> _Material for this task_
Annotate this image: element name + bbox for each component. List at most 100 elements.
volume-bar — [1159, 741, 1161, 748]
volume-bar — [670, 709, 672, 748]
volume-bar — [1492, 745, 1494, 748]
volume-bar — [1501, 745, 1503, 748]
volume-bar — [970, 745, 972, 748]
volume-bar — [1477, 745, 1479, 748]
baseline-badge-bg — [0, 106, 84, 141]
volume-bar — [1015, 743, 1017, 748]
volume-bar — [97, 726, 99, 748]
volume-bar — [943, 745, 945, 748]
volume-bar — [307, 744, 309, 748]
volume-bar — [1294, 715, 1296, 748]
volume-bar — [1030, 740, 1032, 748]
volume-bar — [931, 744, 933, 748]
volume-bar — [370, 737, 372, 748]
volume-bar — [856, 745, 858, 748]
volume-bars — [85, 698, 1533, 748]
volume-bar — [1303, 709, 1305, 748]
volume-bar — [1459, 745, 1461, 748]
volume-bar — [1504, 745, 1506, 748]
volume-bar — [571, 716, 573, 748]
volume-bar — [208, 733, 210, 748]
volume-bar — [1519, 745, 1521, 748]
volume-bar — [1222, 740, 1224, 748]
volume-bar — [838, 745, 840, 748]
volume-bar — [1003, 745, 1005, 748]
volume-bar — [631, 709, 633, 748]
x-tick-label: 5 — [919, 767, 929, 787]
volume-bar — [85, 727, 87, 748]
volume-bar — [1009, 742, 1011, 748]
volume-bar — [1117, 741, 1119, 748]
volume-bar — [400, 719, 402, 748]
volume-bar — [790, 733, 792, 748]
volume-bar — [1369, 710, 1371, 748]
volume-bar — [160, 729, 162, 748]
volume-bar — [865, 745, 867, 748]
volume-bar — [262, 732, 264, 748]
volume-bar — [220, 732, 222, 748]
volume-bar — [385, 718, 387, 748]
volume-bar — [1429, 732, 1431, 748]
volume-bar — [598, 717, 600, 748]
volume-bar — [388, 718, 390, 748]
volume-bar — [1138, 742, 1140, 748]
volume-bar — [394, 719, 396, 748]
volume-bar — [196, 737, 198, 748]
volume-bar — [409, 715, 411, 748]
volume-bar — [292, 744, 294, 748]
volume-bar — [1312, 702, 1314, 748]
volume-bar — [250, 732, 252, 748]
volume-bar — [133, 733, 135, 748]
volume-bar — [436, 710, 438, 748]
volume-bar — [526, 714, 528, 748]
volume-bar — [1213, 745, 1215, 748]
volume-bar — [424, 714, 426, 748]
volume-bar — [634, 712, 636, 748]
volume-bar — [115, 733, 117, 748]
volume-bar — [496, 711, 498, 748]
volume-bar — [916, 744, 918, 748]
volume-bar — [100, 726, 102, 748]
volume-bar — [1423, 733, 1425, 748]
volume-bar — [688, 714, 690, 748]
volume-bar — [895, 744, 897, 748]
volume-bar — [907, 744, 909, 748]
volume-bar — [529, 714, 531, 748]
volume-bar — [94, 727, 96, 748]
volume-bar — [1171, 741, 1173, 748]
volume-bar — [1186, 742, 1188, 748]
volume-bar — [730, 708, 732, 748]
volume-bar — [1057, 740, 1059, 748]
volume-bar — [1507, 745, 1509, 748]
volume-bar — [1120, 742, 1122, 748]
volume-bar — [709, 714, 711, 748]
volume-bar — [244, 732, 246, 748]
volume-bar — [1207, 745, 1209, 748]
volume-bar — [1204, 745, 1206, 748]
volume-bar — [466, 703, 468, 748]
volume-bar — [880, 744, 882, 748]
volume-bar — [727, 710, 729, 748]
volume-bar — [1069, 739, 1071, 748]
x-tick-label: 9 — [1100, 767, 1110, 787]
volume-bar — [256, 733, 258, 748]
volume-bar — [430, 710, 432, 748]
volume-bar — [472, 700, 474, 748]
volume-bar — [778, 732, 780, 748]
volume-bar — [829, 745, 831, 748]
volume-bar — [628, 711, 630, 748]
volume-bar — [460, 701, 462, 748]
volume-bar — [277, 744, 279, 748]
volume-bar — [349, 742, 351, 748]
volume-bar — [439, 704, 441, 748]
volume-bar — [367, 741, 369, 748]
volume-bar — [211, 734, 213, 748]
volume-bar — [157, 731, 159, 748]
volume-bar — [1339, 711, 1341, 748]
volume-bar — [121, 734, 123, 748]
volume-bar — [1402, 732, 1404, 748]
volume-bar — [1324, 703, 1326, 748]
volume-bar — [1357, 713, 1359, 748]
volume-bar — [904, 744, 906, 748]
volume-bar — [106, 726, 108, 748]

> _What is needed_
Swap "x-tick-label" for "x-axis-label" everywhere it occurs in the rows above, and reproduce the rows with no other changes.

> _Output of the exercise_
Annotate this image: element name + bbox for each component. List at most 100 elements.
volume-bar — [1159, 741, 1161, 748]
volume-bar — [670, 709, 672, 748]
volume-bar — [1492, 745, 1494, 748]
volume-bar — [1501, 745, 1503, 748]
volume-bar — [970, 745, 972, 748]
volume-bar — [1477, 745, 1479, 748]
baseline-badge-bg — [0, 106, 84, 141]
volume-bar — [1015, 743, 1017, 748]
volume-bar — [97, 726, 99, 748]
volume-bar — [943, 745, 945, 748]
volume-bar — [307, 744, 309, 748]
volume-bar — [1294, 715, 1296, 748]
volume-bar — [1030, 740, 1032, 748]
volume-bar — [931, 744, 933, 748]
volume-bar — [370, 737, 372, 748]
volume-bar — [856, 745, 858, 748]
volume-bars — [85, 698, 1533, 748]
volume-bar — [1303, 709, 1305, 748]
volume-bar — [1459, 745, 1461, 748]
volume-bar — [1504, 745, 1506, 748]
volume-bar — [571, 716, 573, 748]
volume-bar — [208, 733, 210, 748]
volume-bar — [1519, 745, 1521, 748]
volume-bar — [1222, 740, 1224, 748]
volume-bar — [838, 745, 840, 748]
volume-bar — [1003, 745, 1005, 748]
volume-bar — [631, 709, 633, 748]
x-axis-label: 5 — [919, 767, 929, 787]
volume-bar — [85, 727, 87, 748]
volume-bar — [1009, 742, 1011, 748]
volume-bar — [1117, 741, 1119, 748]
volume-bar — [400, 719, 402, 748]
volume-bar — [790, 733, 792, 748]
volume-bar — [1369, 710, 1371, 748]
volume-bar — [160, 729, 162, 748]
volume-bar — [865, 745, 867, 748]
volume-bar — [262, 732, 264, 748]
volume-bar — [220, 732, 222, 748]
volume-bar — [385, 718, 387, 748]
volume-bar — [1429, 732, 1431, 748]
volume-bar — [598, 717, 600, 748]
volume-bar — [388, 718, 390, 748]
volume-bar — [1138, 742, 1140, 748]
volume-bar — [394, 719, 396, 748]
volume-bar — [196, 737, 198, 748]
volume-bar — [409, 715, 411, 748]
volume-bar — [292, 744, 294, 748]
volume-bar — [1312, 702, 1314, 748]
volume-bar — [250, 732, 252, 748]
volume-bar — [133, 733, 135, 748]
volume-bar — [436, 710, 438, 748]
volume-bar — [526, 714, 528, 748]
volume-bar — [1213, 745, 1215, 748]
volume-bar — [424, 714, 426, 748]
volume-bar — [634, 712, 636, 748]
volume-bar — [115, 733, 117, 748]
volume-bar — [496, 711, 498, 748]
volume-bar — [916, 744, 918, 748]
volume-bar — [100, 726, 102, 748]
volume-bar — [1423, 733, 1425, 748]
volume-bar — [688, 714, 690, 748]
volume-bar — [895, 744, 897, 748]
volume-bar — [907, 744, 909, 748]
volume-bar — [529, 714, 531, 748]
volume-bar — [94, 727, 96, 748]
volume-bar — [1171, 741, 1173, 748]
volume-bar — [1186, 742, 1188, 748]
volume-bar — [730, 708, 732, 748]
volume-bar — [1057, 740, 1059, 748]
volume-bar — [1507, 745, 1509, 748]
volume-bar — [1120, 742, 1122, 748]
volume-bar — [709, 714, 711, 748]
volume-bar — [244, 732, 246, 748]
volume-bar — [1207, 745, 1209, 748]
volume-bar — [1204, 745, 1206, 748]
volume-bar — [466, 703, 468, 748]
volume-bar — [880, 744, 882, 748]
volume-bar — [727, 710, 729, 748]
volume-bar — [1069, 739, 1071, 748]
x-axis-label: 9 — [1100, 767, 1110, 787]
volume-bar — [256, 733, 258, 748]
volume-bar — [430, 710, 432, 748]
volume-bar — [472, 700, 474, 748]
volume-bar — [778, 732, 780, 748]
volume-bar — [829, 745, 831, 748]
volume-bar — [628, 711, 630, 748]
volume-bar — [460, 701, 462, 748]
volume-bar — [277, 744, 279, 748]
volume-bar — [349, 742, 351, 748]
volume-bar — [439, 704, 441, 748]
volume-bar — [367, 741, 369, 748]
volume-bar — [211, 734, 213, 748]
volume-bar — [157, 731, 159, 748]
volume-bar — [1339, 711, 1341, 748]
volume-bar — [121, 734, 123, 748]
volume-bar — [1402, 732, 1404, 748]
volume-bar — [1324, 703, 1326, 748]
volume-bar — [1357, 713, 1359, 748]
volume-bar — [904, 744, 906, 748]
volume-bar — [106, 726, 108, 748]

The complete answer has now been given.